### DO THIS
Give the number of lines in the data that hold the string "Project". Nothing else is needed.

## Begin MATERIAL SHOWN

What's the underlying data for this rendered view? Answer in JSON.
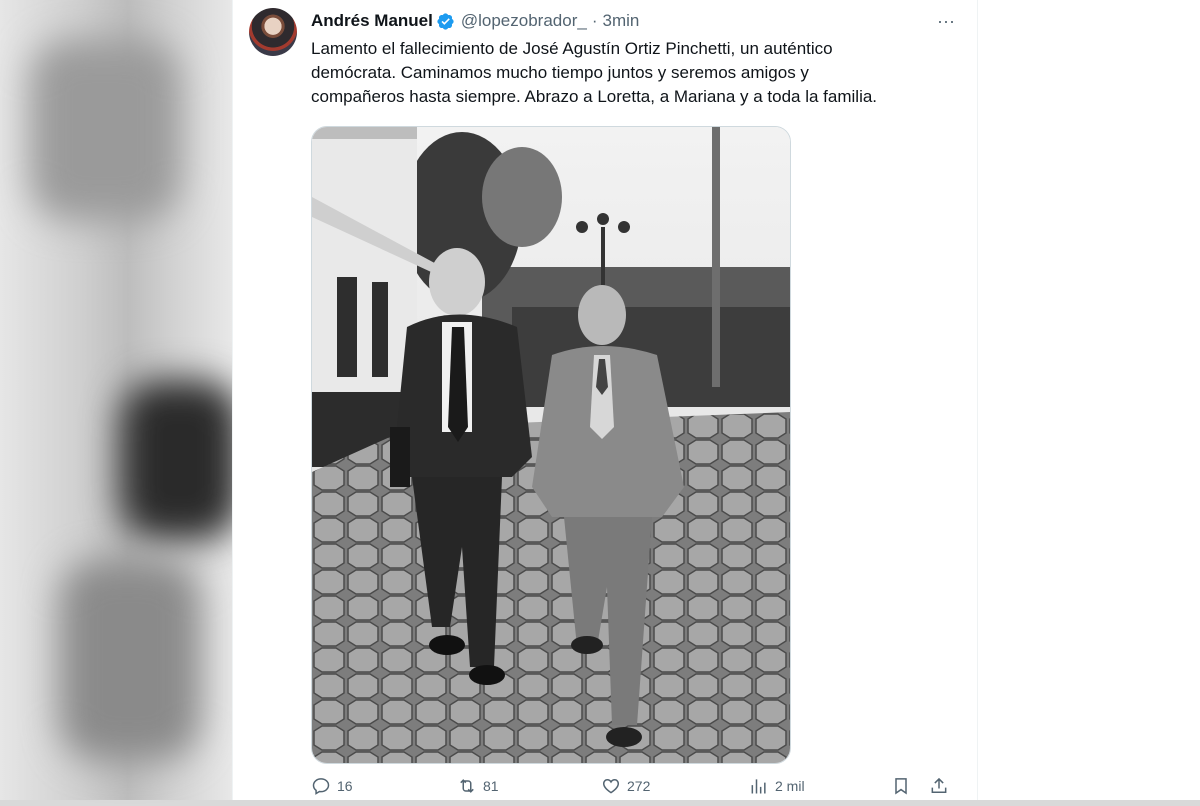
{
  "tweet": {
    "author_name": "Andrés Manuel",
    "handle": "@lopezobrador_",
    "separator": "·",
    "time": "3min",
    "text": "Lamento el fallecimiento de José Agustín Ortiz Pinchetti, un auténtico\ndemócrata. Caminamos mucho tiempo juntos y seremos amigos y\ncompañeros hasta siempre. Abrazo a Loretta, a Mariana y a toda la familia.",
    "more_label": "···",
    "verified_color": "#1d9bf0"
  },
  "actions": {
    "replies": "16",
    "reposts": "81",
    "likes": "272",
    "views": "2 mil"
  },
  "colors": {
    "text_primary": "#0f1419",
    "text_secondary": "#536471",
    "border": "#cfd9de"
  }
}
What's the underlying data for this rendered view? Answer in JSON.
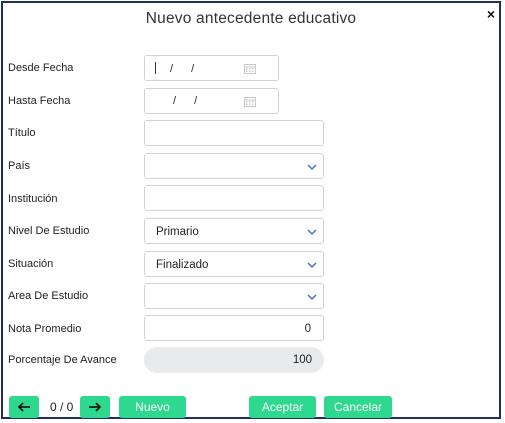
{
  "dialog": {
    "title": "Nuevo antecedente educativo",
    "close_glyph": "×"
  },
  "form": {
    "desde_fecha": {
      "label": "Desde Fecha",
      "value_sep1": "/",
      "value_sep2": "/",
      "icon": "calendar-icon"
    },
    "hasta_fecha": {
      "label": "Hasta Fecha",
      "value_sep1": "/",
      "value_sep2": "/",
      "icon": "calendar-icon"
    },
    "titulo": {
      "label": "Título",
      "value": ""
    },
    "pais": {
      "label": "País",
      "value": "",
      "icon": "chevron-down-icon"
    },
    "institucion": {
      "label": "Institución",
      "value": ""
    },
    "nivel_de_estudio": {
      "label": "Nivel De Estudio",
      "value": "Primario",
      "icon": "chevron-down-icon"
    },
    "situacion": {
      "label": "Situación",
      "value": "Finalizado",
      "icon": "chevron-down-icon"
    },
    "area_de_estudio": {
      "label": "Area De Estudio",
      "value": "",
      "icon": "chevron-down-icon"
    },
    "nota_promedio": {
      "label": "Nota Promedio",
      "value": "0"
    },
    "porcentaje_de_avance": {
      "label": "Porcentaje De Avance",
      "value": "100"
    }
  },
  "footer": {
    "prev_icon": "arrow-left-icon",
    "next_icon": "arrow-right-icon",
    "counter": "0 / 0",
    "nuevo_label": "Nuevo",
    "aceptar_label": "Aceptar",
    "cancelar_label": "Cancelar"
  },
  "colors": {
    "accent_green": "#2ed88f",
    "dialog_border": "#1f2f57",
    "chevron_blue": "#3a66c9",
    "field_border": "#cfd3d8",
    "progress_bg": "#e9eaec"
  }
}
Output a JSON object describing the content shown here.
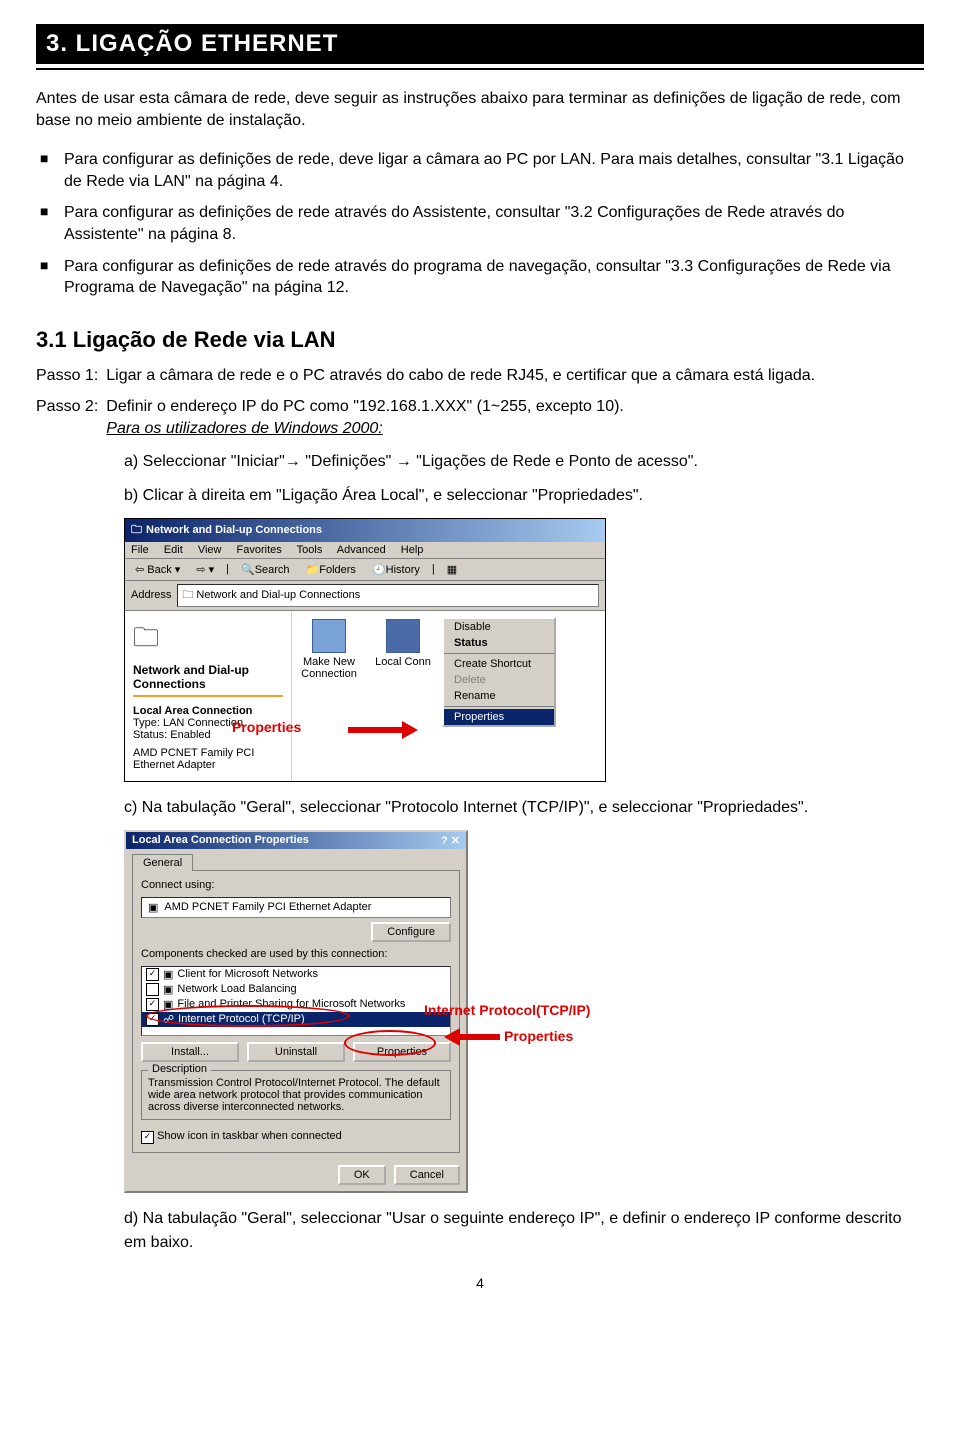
{
  "title": "3. LIGAÇÃO ETHERNET",
  "intro": "Antes de usar esta câmara de rede, deve seguir as instruções abaixo para terminar as definições de ligação de rede, com base no meio ambiente de instalação.",
  "bullets": [
    "Para configurar as definições de rede, deve ligar a câmara ao PC por LAN. Para mais detalhes, consultar \"3.1 Ligação de Rede via LAN\" na página 4.",
    "Para configurar as definições de rede através do Assistente, consultar \"3.2 Configurações de Rede através do Assistente\" na página 8.",
    "Para configurar as definições de rede através do programa de navegação, consultar \"3.3 Configurações de Rede via Programa de Navegação\" na página 12."
  ],
  "section_heading": "3.1 Ligação de Rede via LAN",
  "steps": {
    "s1_label": "Passo 1:",
    "s1_body": "Ligar a câmara de rede e o PC através do cabo de rede RJ45, e certificar que a câmara está ligada.",
    "s2_label": "Passo 2:",
    "s2_body_line1": "Definir o endereço IP do PC como \"192.168.1.XXX\" (1~255, excepto 10).",
    "s2_underline": "Para os utilizadores de Windows 2000:",
    "s2_a": "a)  Seleccionar \"Iniciar\"→ \"Definições\" → \"Ligações de Rede e Ponto de acesso\".",
    "s2_b": "b)  Clicar à direita em \"Ligação Área Local\", e seleccionar \"Propriedades\".",
    "s2_c": "c)  Na tabulação \"Geral\", seleccionar \"Protocolo Internet (TCP/IP)\", e seleccionar \"Propriedades\".",
    "s2_d": "d)  Na tabulação \"Geral\", seleccionar \"Usar o seguinte endereço IP\", e definir o endereço IP conforme descrito em baixo."
  },
  "shot1": {
    "wintitle": "Network and Dial-up Connections",
    "menus": [
      "File",
      "Edit",
      "View",
      "Favorites",
      "Tools",
      "Advanced",
      "Help"
    ],
    "tool_back": "Back",
    "tool_search": "Search",
    "tool_folders": "Folders",
    "tool_history": "History",
    "addr_label": "Address",
    "addr_value": "Network and Dial-up Connections",
    "left_header": "Network and Dial-up Connections",
    "left_lac": "Local Area Connection",
    "left_type": "Type: LAN Connection",
    "left_status": "Status: Enabled",
    "left_adapter": "AMD PCNET Family PCI Ethernet Adapter",
    "icon1": "Make New Connection",
    "icon2": "Local Conn",
    "ctx": {
      "disable": "Disable",
      "status": "Status",
      "create": "Create Shortcut",
      "delete": "Delete",
      "rename": "Rename",
      "properties": "Properties"
    },
    "annot": "Properties"
  },
  "shot2": {
    "dlgtitle": "Local Area Connection Properties",
    "tab": "General",
    "connect_using": "Connect using:",
    "adapter": "AMD PCNET Family PCI Ethernet Adapter",
    "configure": "Configure",
    "components_label": "Components checked are used by this connection:",
    "rows": [
      {
        "checked": true,
        "label": "Client for Microsoft Networks"
      },
      {
        "checked": false,
        "label": "Network Load Balancing"
      },
      {
        "checked": true,
        "label": "File and Printer Sharing for Microsoft Networks"
      },
      {
        "checked": true,
        "label": "Internet Protocol (TCP/IP)",
        "selected": true
      }
    ],
    "install": "Install...",
    "uninstall": "Uninstall",
    "properties": "Properties",
    "desc_legend": "Description",
    "desc_text": "Transmission Control Protocol/Internet Protocol. The default wide area network protocol that provides communication across diverse interconnected networks.",
    "show_icon": "Show icon in taskbar when connected",
    "ok": "OK",
    "cancel": "Cancel",
    "annot_tcpip": "Internet Protocol(TCP/IP)",
    "annot_props": "Properties"
  },
  "page_number": "4"
}
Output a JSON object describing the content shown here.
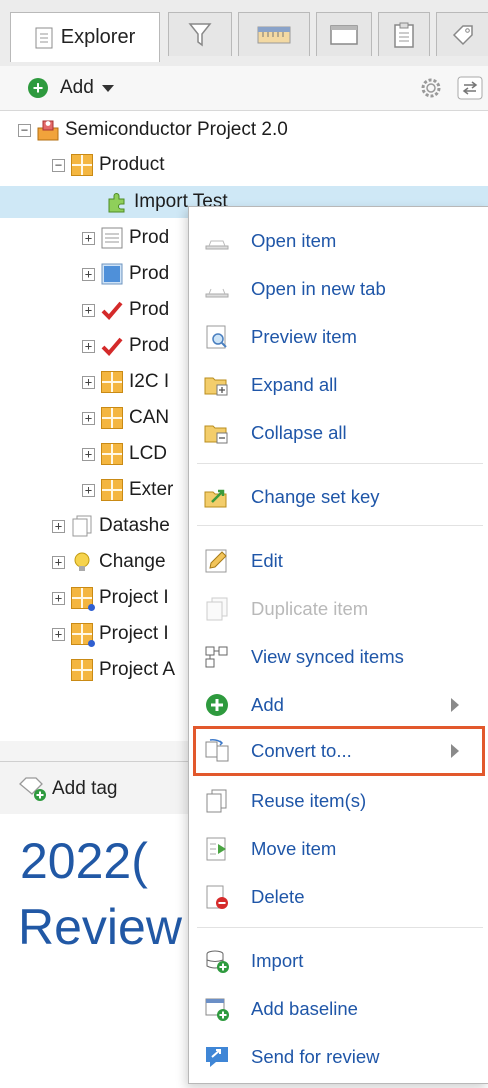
{
  "tabs": [
    {
      "label": "Explorer",
      "icon": "explorer-icon"
    },
    {
      "label": "",
      "icon": "filter-icon"
    },
    {
      "label": "",
      "icon": "ruler-icon"
    },
    {
      "label": "",
      "icon": "window-icon"
    },
    {
      "label": "",
      "icon": "clipboard-icon"
    },
    {
      "label": "",
      "icon": "tag-icon"
    }
  ],
  "toolbar": {
    "add_label": "Add"
  },
  "tree": {
    "root": "Semiconductor Project 2.0",
    "product": "Product",
    "selected": "Import Test",
    "children": [
      "Prod",
      "Prod",
      "Prod",
      "Prod",
      "I2C I",
      "CAN",
      "LCD",
      "Exter"
    ],
    "siblings": [
      "Datashe",
      "Change",
      "Project I",
      "Project I",
      "Project A"
    ]
  },
  "tagbar": {
    "add_tag_label": "Add tag"
  },
  "content": {
    "line1": "2022(",
    "line2": "Review"
  },
  "menu": {
    "items": [
      {
        "label": "Open item",
        "icon": "open-item-icon"
      },
      {
        "label": "Open in new tab",
        "icon": "open-new-tab-icon"
      },
      {
        "label": "Preview item",
        "icon": "preview-icon"
      },
      {
        "label": "Expand all",
        "icon": "expand-all-icon"
      },
      {
        "label": "Collapse all",
        "icon": "collapse-all-icon"
      },
      {
        "label": "Change set key",
        "icon": "change-set-key-icon"
      },
      {
        "label": "Edit",
        "icon": "pencil-icon"
      },
      {
        "label": "Duplicate item",
        "icon": "duplicate-icon",
        "disabled": true
      },
      {
        "label": "View synced items",
        "icon": "synced-items-icon"
      },
      {
        "label": "Add",
        "icon": "add-icon",
        "submenu": true
      },
      {
        "label": "Convert to...",
        "icon": "convert-icon",
        "submenu": true,
        "highlighted": true
      },
      {
        "label": "Reuse item(s)",
        "icon": "reuse-icon"
      },
      {
        "label": "Move item",
        "icon": "move-icon"
      },
      {
        "label": "Delete",
        "icon": "delete-icon"
      },
      {
        "label": "Import",
        "icon": "import-icon"
      },
      {
        "label": "Add baseline",
        "icon": "baseline-icon"
      },
      {
        "label": "Send for review",
        "icon": "review-icon"
      }
    ]
  },
  "colors": {
    "menu_text": "#1f56a8",
    "highlight": "#e2582c",
    "selection": "#cfe8f6",
    "add_green": "#2e9a3e"
  }
}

## End MATERIAL SHOWN

### RESULT OF THE EXERCISE
4